--- Begin Provided text ---

1 Introduction

High surface strength can help improve the abrasive resistance and fatigue properties of a component [1, 2]. The general surface-strengthening technique mainly includes deformation strengthening [3], cladding strengthening [4], and heat treatment [5]. Deformation strengthening applies mechanical force on a workpiece to produce microstructural change, refine grains, increase dislocation density, and further realize surface strengthening. The whole process is simpler and has a lower cost compared to other techniques. Based on the classical deformation strengthening technique, vibration-assisted rolling has been proposed to further improve the strengthening effect, and many researchers have validated its efficiency [6, 7].

In the vibration-assisted rolling system, the microvibration system is the most important component, which is divided into resonant and non-resonant vibration systems. In the resonant vibration system, a transducer is generally selected to enlarge the vibration amplitude [8, 9]. However, the ultrasonic transmission is severely affected by the mechanical structure and clamming point, but the clamping point is not always calculated so accurately [10].

--- End Provided text ---
--- Begin Data rows ---

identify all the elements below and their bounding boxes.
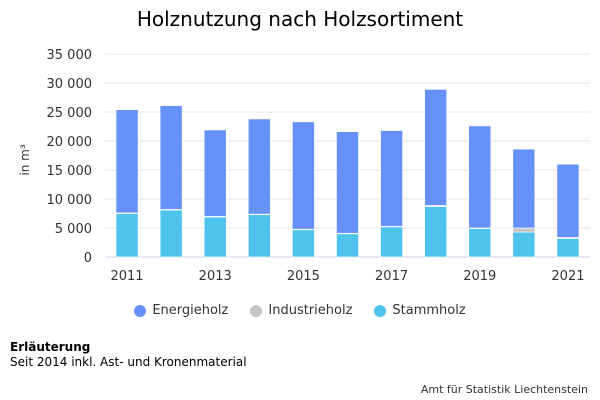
y-tick-label: 20 000 xyxy=(47,135,93,150)
bar-energieholz-2014[interactable] xyxy=(247,118,271,215)
y-tick-label: 0 xyxy=(84,251,92,266)
legend-swatch xyxy=(134,304,147,317)
bar-energieholz-2012[interactable] xyxy=(159,105,183,210)
y-axis-title: in m³ xyxy=(18,144,32,175)
bar-energieholz-2013[interactable] xyxy=(203,129,227,217)
bar-energieholz-2018[interactable] xyxy=(424,89,448,206)
legend-item-industrieholz[interactable]: Industrieholz xyxy=(250,303,352,318)
bar-stammholz-2015[interactable] xyxy=(292,229,315,258)
y-tick-label: 15 000 xyxy=(47,164,93,179)
axes: 0 5 000 10 000 15 000 20 000 25 000 30 000 35 0… xyxy=(47,48,585,284)
legend-label: Industrieholz xyxy=(268,303,353,318)
note-title: Erläuterung xyxy=(10,340,91,354)
note: Erläuterung Seit 2014 inkl. Ast- und Kro… xyxy=(10,340,247,370)
bar-stammholz-2011[interactable] xyxy=(115,213,139,258)
bar-stammholz-2013[interactable] xyxy=(203,216,227,258)
bar-stammholz-2017[interactable] xyxy=(380,226,403,258)
legend-label: Stammholz xyxy=(392,303,466,318)
bar-energieholz-2020[interactable] xyxy=(512,148,536,229)
bar-energieholz-2011[interactable] xyxy=(115,109,139,214)
bar-stammholz-2012[interactable] xyxy=(159,209,183,258)
y-tick-label: 35 000 xyxy=(47,48,93,63)
bar-stammholz-2019[interactable] xyxy=(468,228,492,258)
legend-item-energieholz[interactable]: Energieholz xyxy=(134,303,228,318)
legend-label: Energieholz xyxy=(152,303,229,318)
bar-stammholz-2016[interactable] xyxy=(336,233,359,258)
x-tick-label: 2021 xyxy=(551,269,584,284)
legend: Energieholz Industrieholz Stammholz xyxy=(0,303,600,318)
source-label: Amt für Statistik Liechtenstein xyxy=(420,383,588,396)
y-tick-label: 25 000 xyxy=(47,106,93,121)
y-tick-label: 10 000 xyxy=(47,193,93,208)
x-tick-label: 2011 xyxy=(110,269,143,284)
legend-swatch xyxy=(250,304,263,317)
bar-energieholz-2017[interactable] xyxy=(380,130,403,227)
bar-stammholz-2018[interactable] xyxy=(424,206,448,258)
x-tick-label: 2015 xyxy=(287,269,320,284)
note-text: Seit 2014 inkl. Ast- und Kronenmaterial xyxy=(10,355,247,369)
bar-stammholz-2021[interactable] xyxy=(556,238,580,258)
bars xyxy=(115,89,580,258)
bar-energieholz-2016[interactable] xyxy=(336,131,359,234)
bar-chart: 0 5 000 10 000 15 000 20 000 25 000 30 000 35 0… xyxy=(18,48,590,284)
x-tick-label: 2013 xyxy=(199,269,232,284)
y-tick-label: 30 000 xyxy=(47,77,93,92)
bar-industrieholz-2020[interactable] xyxy=(512,227,536,233)
legend-item-stammholz[interactable]: Stammholz xyxy=(374,303,466,318)
bar-energieholz-2021[interactable] xyxy=(556,163,580,238)
y-tick-label: 5 000 xyxy=(55,222,92,237)
bar-energieholz-2015[interactable] xyxy=(292,121,315,230)
x-tick-label: 2019 xyxy=(463,269,496,284)
bar-stammholz-2014[interactable] xyxy=(247,214,271,258)
chart-title: Holznutzung nach Holzsortiment xyxy=(136,7,464,31)
legend-swatch xyxy=(374,304,387,317)
x-tick-label: 2017 xyxy=(375,269,408,284)
bar-energieholz-2019[interactable] xyxy=(468,125,492,229)
bar-stammholz-2020[interactable] xyxy=(512,231,536,258)
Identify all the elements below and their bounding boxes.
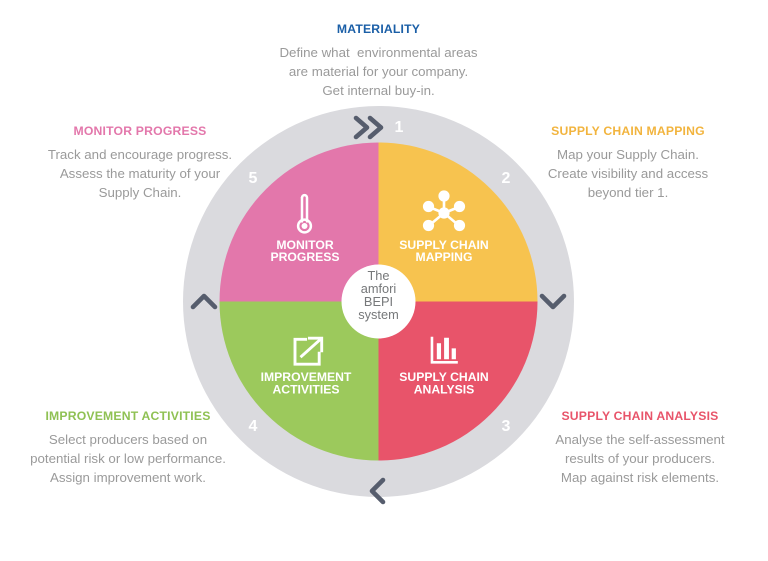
svg-text:system: system [358, 307, 399, 322]
svg-text:MAPPING: MAPPING [416, 250, 473, 264]
svg-text:ANALYSIS: ANALYSIS [414, 382, 475, 396]
svg-text:3: 3 [502, 418, 511, 435]
svg-text:ACTIVITIES: ACTIVITIES [272, 382, 339, 396]
svg-text:1: 1 [395, 119, 404, 136]
svg-text:PROGRESS: PROGRESS [270, 250, 339, 264]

--- End Data rows ---

[Complete the following]:
#1 List every surface-strengthening technique that the introduction names as part of the general approach.
#2 Please reproduce the passage of the introduction that begins at the words "1 Introduction" and ends after the words "efficiency [6, 7].".

[Outputs by task]:
#1
- Deformation strengthening
- Cladding strengthening
- Heat treatment

#2
1 Introduction

High surface strength can help improve the abrasive resistance and fatigue properties of a component [1, 2]. The general surface-strengthening technique mainly includes deformation strengthening [3], cladding strengthening [4], and heat treatment [5]. Deformation strengthening applies mechanical force on a workpiece to produce microstructural change, refine grains, increase dislocation density, and further realize surface strengthening. The whole process is simpler and has a lower cost compared to other techniques. Based on the classical deformation strengthening technique, vibration-assisted rolling has been proposed to further improve the strengthening effect, and many researchers have validated its efficiency [6, 7].